- _WRITTEN INSTRUCTION_
Below are the records; pull every line that includes "Середні".

((

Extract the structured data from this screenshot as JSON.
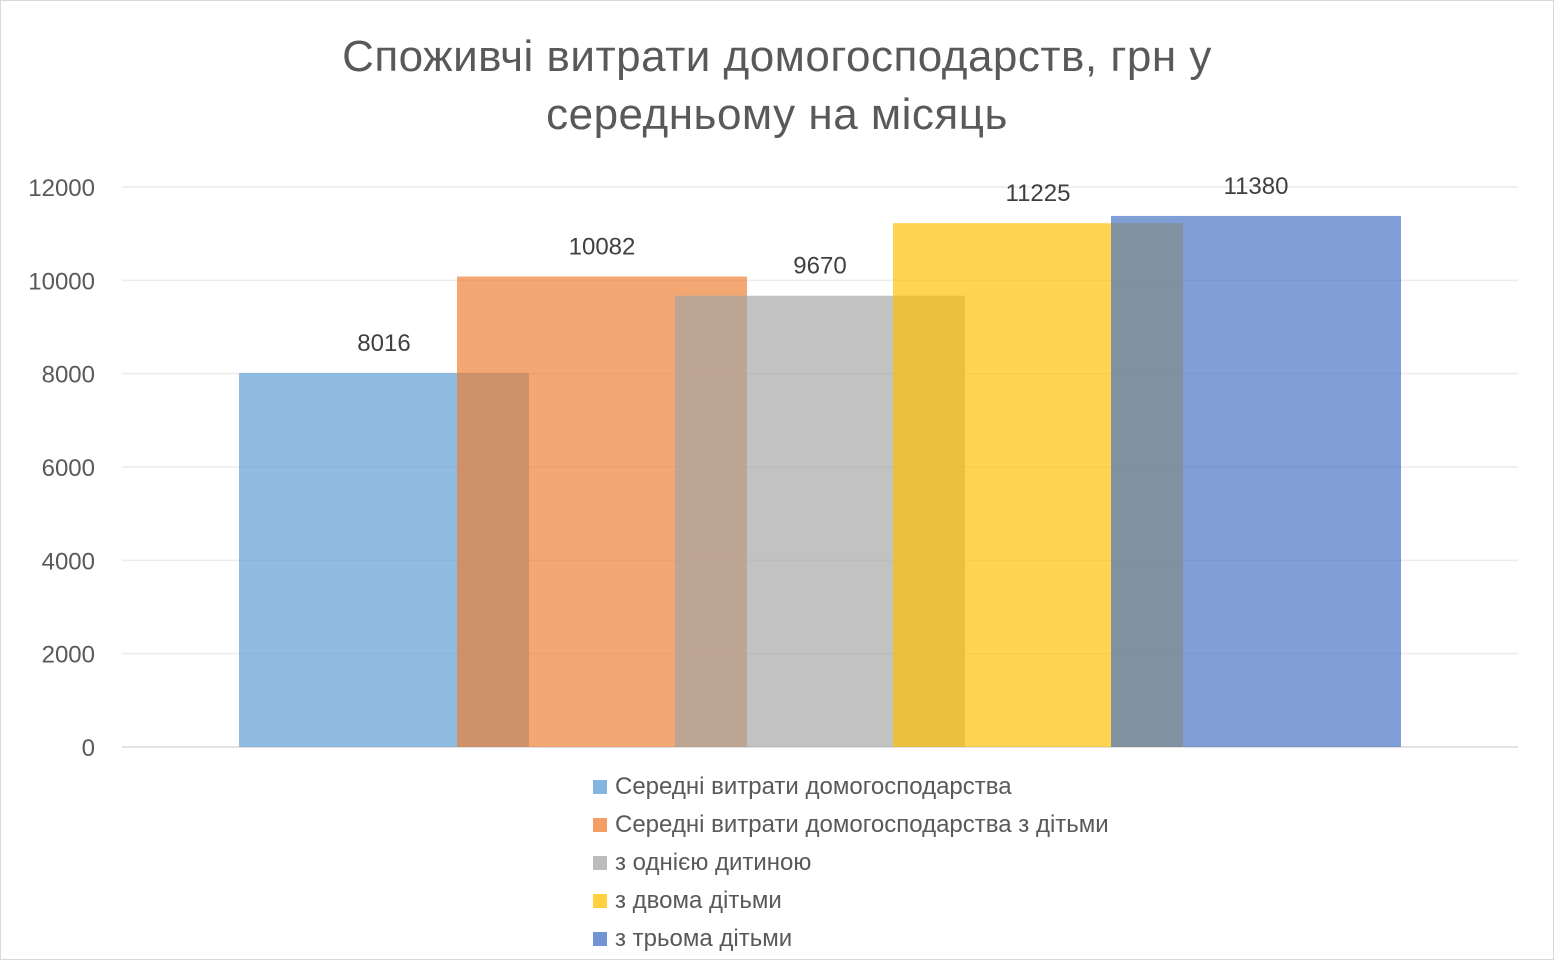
{
  "chart_data": {
    "type": "bar",
    "title": "Споживчі витрати домогосподарств, грн у середньому на місяць",
    "title_lines": [
      "Споживчі витрати домогосподарств, грн у",
      "середньому на місяць"
    ],
    "xlabel": "",
    "ylabel": "",
    "ylim": [
      0,
      12000
    ],
    "yticks": [
      0,
      2000,
      4000,
      6000,
      8000,
      10000,
      12000
    ],
    "grid": true,
    "legend_position": "bottom",
    "overlapping_bars": true,
    "series": [
      {
        "name": "Середні витрати домогосподарства",
        "value": 8016,
        "label": "8016",
        "color": "#5B9BD5"
      },
      {
        "name": "Середні витрати домогосподарства з дітьми",
        "value": 10082,
        "label": "10082",
        "color": "#ED7D31"
      },
      {
        "name": "з однією дитиною",
        "value": 9670,
        "label": "9670",
        "color": "#A5A5A5"
      },
      {
        "name": "з двома дітьми",
        "value": 11225,
        "label": "11225",
        "color": "#FFC000"
      },
      {
        "name": "з трьома дітьми",
        "value": 11380,
        "label": "11380",
        "color": "#4472C4"
      }
    ]
  }
}
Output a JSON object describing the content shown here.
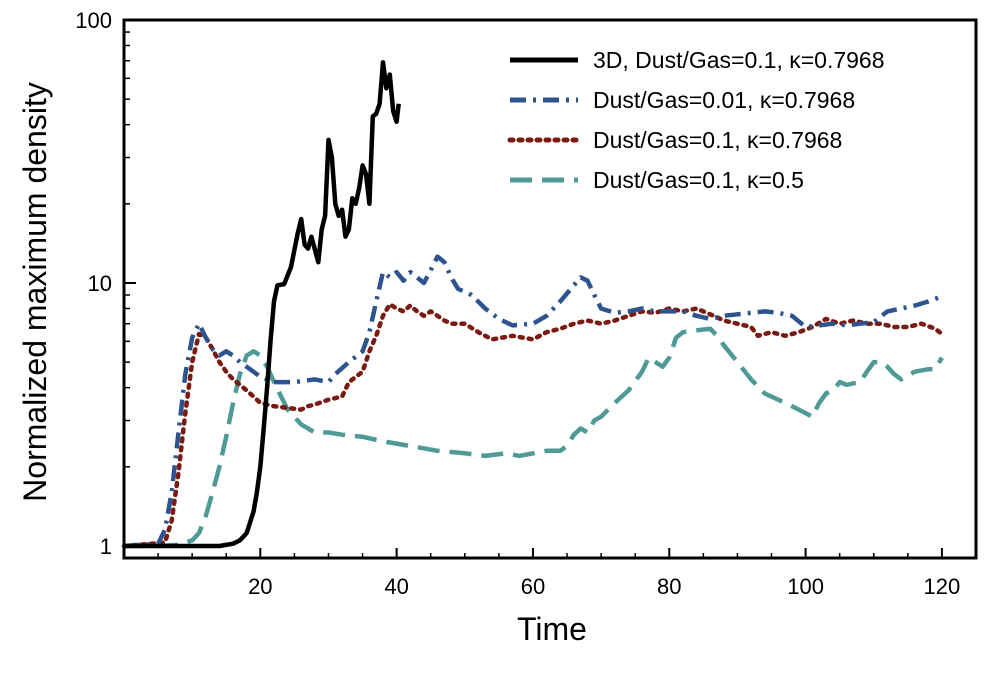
{
  "chart_data": {
    "type": "line",
    "title": "",
    "xlabel": "Time",
    "ylabel": "Normalized maximum density",
    "xlim": [
      0,
      125
    ],
    "ylim": [
      0.9,
      100
    ],
    "yscale": "log",
    "grid": false,
    "legend_position": "top-right",
    "x_ticks": [
      20,
      40,
      60,
      80,
      100,
      120
    ],
    "x_tick_labels": [
      "20",
      "40",
      "60",
      "80",
      "100",
      "120"
    ],
    "y_ticks": [
      1,
      10,
      100
    ],
    "y_tick_labels": [
      "1",
      "10",
      "100"
    ],
    "series": [
      {
        "name": "3D, Dust/Gas=0.1, κ=0.7968",
        "color": "#000000",
        "style": "solid",
        "points": [
          [
            0,
            1.0
          ],
          [
            5,
            1.0
          ],
          [
            10,
            1.0
          ],
          [
            14,
            1.0
          ],
          [
            16,
            1.02
          ],
          [
            17,
            1.05
          ],
          [
            18,
            1.12
          ],
          [
            19,
            1.35
          ],
          [
            19.5,
            1.6
          ],
          [
            20,
            2.0
          ],
          [
            20.5,
            2.8
          ],
          [
            21,
            4.0
          ],
          [
            21.5,
            6.0
          ],
          [
            22,
            8.5
          ],
          [
            22.5,
            9.8
          ],
          [
            23.5,
            9.9
          ],
          [
            24.5,
            11.5
          ],
          [
            25.5,
            15.5
          ],
          [
            26,
            17.5
          ],
          [
            26.5,
            14.0
          ],
          [
            27,
            13.5
          ],
          [
            27.5,
            15.0
          ],
          [
            28.5,
            12.0
          ],
          [
            29,
            16.0
          ],
          [
            29.5,
            18.0
          ],
          [
            30,
            35.0
          ],
          [
            30.5,
            30.0
          ],
          [
            31,
            20.0
          ],
          [
            31.5,
            18.0
          ],
          [
            32,
            19.0
          ],
          [
            32.5,
            15.0
          ],
          [
            33,
            16.0
          ],
          [
            33.5,
            21.0
          ],
          [
            34,
            20.0
          ],
          [
            34.5,
            23.0
          ],
          [
            35,
            28.0
          ],
          [
            35.5,
            26.0
          ],
          [
            36,
            20.0
          ],
          [
            36.5,
            43.0
          ],
          [
            37,
            44.0
          ],
          [
            37.5,
            48.0
          ],
          [
            38,
            69.0
          ],
          [
            38.5,
            55.0
          ],
          [
            39,
            62.0
          ],
          [
            39.5,
            45.0
          ],
          [
            40,
            41.0
          ],
          [
            40.3,
            48.0
          ]
        ]
      },
      {
        "name": "Dust/Gas=0.01, κ=0.7968",
        "color": "#2e5490",
        "style": "dashdot",
        "points": [
          [
            0,
            1.0
          ],
          [
            5,
            1.02
          ],
          [
            6,
            1.15
          ],
          [
            7,
            1.6
          ],
          [
            8,
            2.7
          ],
          [
            9,
            4.5
          ],
          [
            10,
            6.2
          ],
          [
            11,
            7.0
          ],
          [
            12,
            6.2
          ],
          [
            13,
            5.6
          ],
          [
            14,
            5.3
          ],
          [
            15,
            5.5
          ],
          [
            16,
            5.3
          ],
          [
            17,
            5.0
          ],
          [
            18,
            4.8
          ],
          [
            19,
            4.6
          ],
          [
            20,
            4.4
          ],
          [
            22,
            4.2
          ],
          [
            25,
            4.2
          ],
          [
            28,
            4.3
          ],
          [
            30,
            4.2
          ],
          [
            31,
            4.5
          ],
          [
            33,
            5.0
          ],
          [
            35,
            5.5
          ],
          [
            36,
            6.5
          ],
          [
            37,
            8.5
          ],
          [
            38,
            11.0
          ],
          [
            39,
            10.5
          ],
          [
            40,
            11.0
          ],
          [
            41,
            10.2
          ],
          [
            42,
            11.0
          ],
          [
            43,
            10.5
          ],
          [
            44,
            10.0
          ],
          [
            45,
            11.2
          ],
          [
            46,
            12.6
          ],
          [
            47,
            12.0
          ],
          [
            48,
            10.5
          ],
          [
            49,
            9.5
          ],
          [
            51,
            9.0
          ],
          [
            53,
            8.0
          ],
          [
            55,
            7.3
          ],
          [
            57,
            6.9
          ],
          [
            60,
            7.0
          ],
          [
            62,
            7.5
          ],
          [
            64,
            8.5
          ],
          [
            66,
            9.8
          ],
          [
            67,
            10.5
          ],
          [
            68,
            10.2
          ],
          [
            69,
            9.0
          ],
          [
            70,
            8.0
          ],
          [
            72,
            7.7
          ],
          [
            74,
            7.8
          ],
          [
            76,
            8.0
          ],
          [
            78,
            7.8
          ],
          [
            80,
            7.8
          ],
          [
            82,
            7.8
          ],
          [
            84,
            7.5
          ],
          [
            86,
            7.3
          ],
          [
            88,
            7.5
          ],
          [
            90,
            7.6
          ],
          [
            92,
            7.7
          ],
          [
            94,
            7.8
          ],
          [
            96,
            7.7
          ],
          [
            98,
            7.5
          ],
          [
            100,
            6.8
          ],
          [
            102,
            6.9
          ],
          [
            104,
            7.0
          ],
          [
            106,
            6.9
          ],
          [
            108,
            7.0
          ],
          [
            110,
            7.1
          ],
          [
            112,
            7.8
          ],
          [
            114,
            8.0
          ],
          [
            116,
            8.2
          ],
          [
            118,
            8.5
          ],
          [
            120,
            8.9
          ]
        ]
      },
      {
        "name": "Dust/Gas=0.1, κ=0.7968",
        "color": "#7a1a10",
        "style": "dotted",
        "points": [
          [
            0,
            1.0
          ],
          [
            6,
            1.03
          ],
          [
            7,
            1.25
          ],
          [
            8,
            1.9
          ],
          [
            9,
            3.2
          ],
          [
            10,
            5.0
          ],
          [
            11,
            6.4
          ],
          [
            12,
            6.2
          ],
          [
            13,
            5.6
          ],
          [
            14,
            5.0
          ],
          [
            15,
            4.6
          ],
          [
            16,
            4.3
          ],
          [
            17,
            4.1
          ],
          [
            18,
            3.9
          ],
          [
            19,
            3.7
          ],
          [
            20,
            3.5
          ],
          [
            22,
            3.4
          ],
          [
            24,
            3.35
          ],
          [
            26,
            3.3
          ],
          [
            27,
            3.4
          ],
          [
            28,
            3.45
          ],
          [
            30,
            3.6
          ],
          [
            32,
            3.7
          ],
          [
            33,
            4.2
          ],
          [
            35,
            4.6
          ],
          [
            36,
            5.5
          ],
          [
            37,
            6.3
          ],
          [
            38,
            7.5
          ],
          [
            39,
            8.3
          ],
          [
            40,
            8.0
          ],
          [
            41,
            7.8
          ],
          [
            42,
            8.2
          ],
          [
            43,
            7.8
          ],
          [
            44,
            7.5
          ],
          [
            45,
            7.8
          ],
          [
            46,
            7.5
          ],
          [
            47,
            7.2
          ],
          [
            48,
            7.0
          ],
          [
            50,
            7.0
          ],
          [
            52,
            6.5
          ],
          [
            54,
            6.1
          ],
          [
            57,
            6.3
          ],
          [
            60,
            6.1
          ],
          [
            62,
            6.5
          ],
          [
            64,
            6.7
          ],
          [
            66,
            7.0
          ],
          [
            68,
            7.2
          ],
          [
            70,
            7.0
          ],
          [
            72,
            7.2
          ],
          [
            74,
            7.5
          ],
          [
            76,
            7.8
          ],
          [
            78,
            7.7
          ],
          [
            80,
            8.0
          ],
          [
            82,
            7.8
          ],
          [
            84,
            8.0
          ],
          [
            86,
            7.6
          ],
          [
            88,
            7.2
          ],
          [
            90,
            7.0
          ],
          [
            92,
            6.8
          ],
          [
            93,
            6.3
          ],
          [
            95,
            6.5
          ],
          [
            97,
            6.3
          ],
          [
            99,
            6.5
          ],
          [
            101,
            6.8
          ],
          [
            103,
            7.3
          ],
          [
            105,
            7.0
          ],
          [
            107,
            7.2
          ],
          [
            109,
            7.0
          ],
          [
            111,
            7.0
          ],
          [
            113,
            6.8
          ],
          [
            115,
            6.8
          ],
          [
            117,
            7.0
          ],
          [
            119,
            6.7
          ],
          [
            120,
            6.4
          ]
        ]
      },
      {
        "name": "Dust/Gas=0.1, κ=0.5",
        "color": "#4f9a96",
        "style": "dashed",
        "points": [
          [
            0,
            1.0
          ],
          [
            5,
            1.0
          ],
          [
            8,
            1.01
          ],
          [
            10,
            1.05
          ],
          [
            11,
            1.12
          ],
          [
            12,
            1.3
          ],
          [
            13,
            1.6
          ],
          [
            14,
            2.0
          ],
          [
            15,
            2.6
          ],
          [
            16,
            3.5
          ],
          [
            17,
            4.5
          ],
          [
            18,
            5.3
          ],
          [
            19,
            5.5
          ],
          [
            20,
            5.3
          ],
          [
            21,
            4.8
          ],
          [
            22,
            4.2
          ],
          [
            24,
            3.3
          ],
          [
            26,
            2.9
          ],
          [
            28,
            2.7
          ],
          [
            30,
            2.7
          ],
          [
            32,
            2.65
          ],
          [
            35,
            2.6
          ],
          [
            38,
            2.5
          ],
          [
            42,
            2.4
          ],
          [
            46,
            2.3
          ],
          [
            50,
            2.25
          ],
          [
            53,
            2.2
          ],
          [
            56,
            2.25
          ],
          [
            58,
            2.2
          ],
          [
            60,
            2.25
          ],
          [
            62,
            2.3
          ],
          [
            64,
            2.3
          ],
          [
            65,
            2.4
          ],
          [
            66,
            2.65
          ],
          [
            67,
            2.8
          ],
          [
            68,
            2.7
          ],
          [
            69,
            3.0
          ],
          [
            70,
            3.1
          ],
          [
            72,
            3.5
          ],
          [
            74,
            3.9
          ],
          [
            76,
            4.6
          ],
          [
            77,
            5.2
          ],
          [
            78,
            5.0
          ],
          [
            79,
            4.8
          ],
          [
            80,
            5.2
          ],
          [
            81,
            6.2
          ],
          [
            82,
            6.5
          ],
          [
            84,
            6.6
          ],
          [
            86,
            6.7
          ],
          [
            87,
            6.3
          ],
          [
            88,
            5.8
          ],
          [
            90,
            5.0
          ],
          [
            92,
            4.3
          ],
          [
            94,
            3.8
          ],
          [
            96,
            3.6
          ],
          [
            98,
            3.4
          ],
          [
            100,
            3.2
          ],
          [
            101,
            3.1
          ],
          [
            102,
            3.5
          ],
          [
            103,
            3.8
          ],
          [
            104,
            3.9
          ],
          [
            105,
            4.2
          ],
          [
            106,
            4.1
          ],
          [
            108,
            4.2
          ],
          [
            109,
            4.6
          ],
          [
            110,
            5.0
          ],
          [
            111,
            5.0
          ],
          [
            112,
            4.8
          ],
          [
            113,
            4.5
          ],
          [
            114,
            4.3
          ],
          [
            116,
            4.6
          ],
          [
            118,
            4.7
          ],
          [
            119,
            4.7
          ],
          [
            120,
            5.2
          ]
        ]
      }
    ]
  }
}
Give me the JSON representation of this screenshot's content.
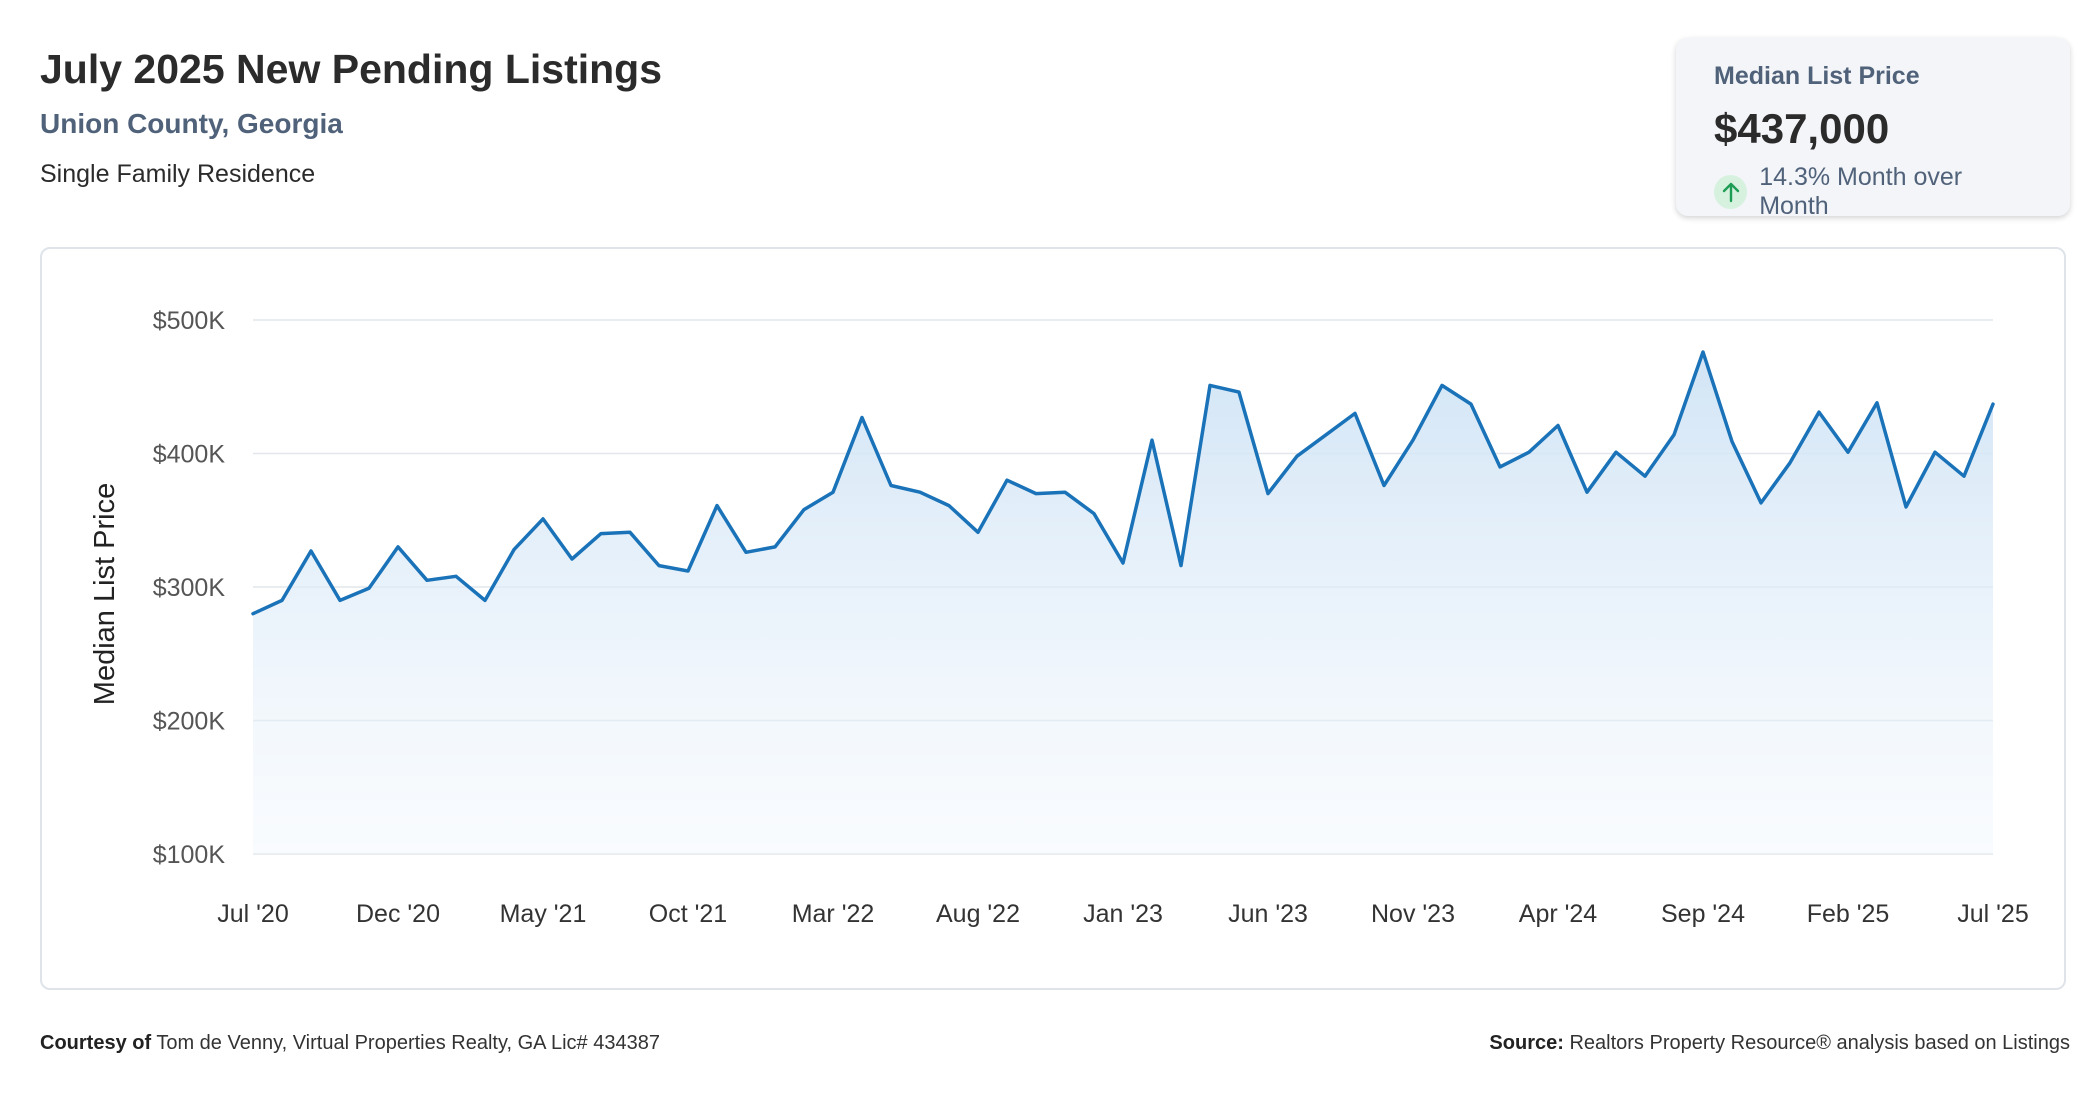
{
  "header": {
    "title": "July 2025 New Pending Listings",
    "subtitle": "Union County, Georgia",
    "segment": "Single Family Residence"
  },
  "kpi": {
    "label": "Median List Price",
    "value": "$437,000",
    "change": "14.3% Month over Month",
    "direction": "up",
    "arrow_icon": "arrow-up-icon",
    "arrow_color": "#1f9d55"
  },
  "chart_data": {
    "type": "area",
    "ylabel": "Median List Price",
    "ylim": [
      100000,
      500000
    ],
    "yticks": [
      100000,
      200000,
      300000,
      400000,
      500000
    ],
    "ytick_labels": [
      "$100K",
      "$200K",
      "$300K",
      "$400K",
      "$500K"
    ],
    "xtick_labels": [
      "Jul '20",
      "Dec '20",
      "May '21",
      "Oct '21",
      "Mar '22",
      "Aug '22",
      "Jan '23",
      "Jun '23",
      "Nov '23",
      "Apr '24",
      "Sep '24",
      "Feb '25",
      "Jul '25"
    ],
    "xtick_every": 5,
    "grid": true,
    "line_color": "#1a73b8",
    "fill_color": "#d3e6f6",
    "series": [
      {
        "values": [
          280000,
          290000,
          327000,
          290000,
          299000,
          330000,
          305000,
          308000,
          290000,
          328000,
          351000,
          321000,
          340000,
          341000,
          316000,
          312000,
          361000,
          326000,
          330000,
          358000,
          371000,
          427000,
          376000,
          371000,
          361000,
          341000,
          380000,
          370000,
          371000,
          355000,
          318000,
          410000,
          316000,
          451000,
          446000,
          370000,
          398000,
          414000,
          430000,
          376000,
          410000,
          451000,
          437000,
          390000,
          401000,
          421000,
          371000,
          401000,
          383000,
          414000,
          476000,
          409000,
          363000,
          393000,
          431000,
          401000,
          438000,
          360000,
          401000,
          383000,
          437000
        ]
      }
    ]
  },
  "footer": {
    "courtesy_label": "Courtesy of",
    "courtesy_text": "Tom de Venny, Virtual Properties Realty, GA Lic# 434387",
    "source_label": "Source:",
    "source_text": "Realtors Property Resource® analysis based on Listings"
  }
}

))

- _FINISHED TASK_
        "name": "Середні витрати домогосподарства",
        "name": "Середні витрати домогосподарства з дітьми",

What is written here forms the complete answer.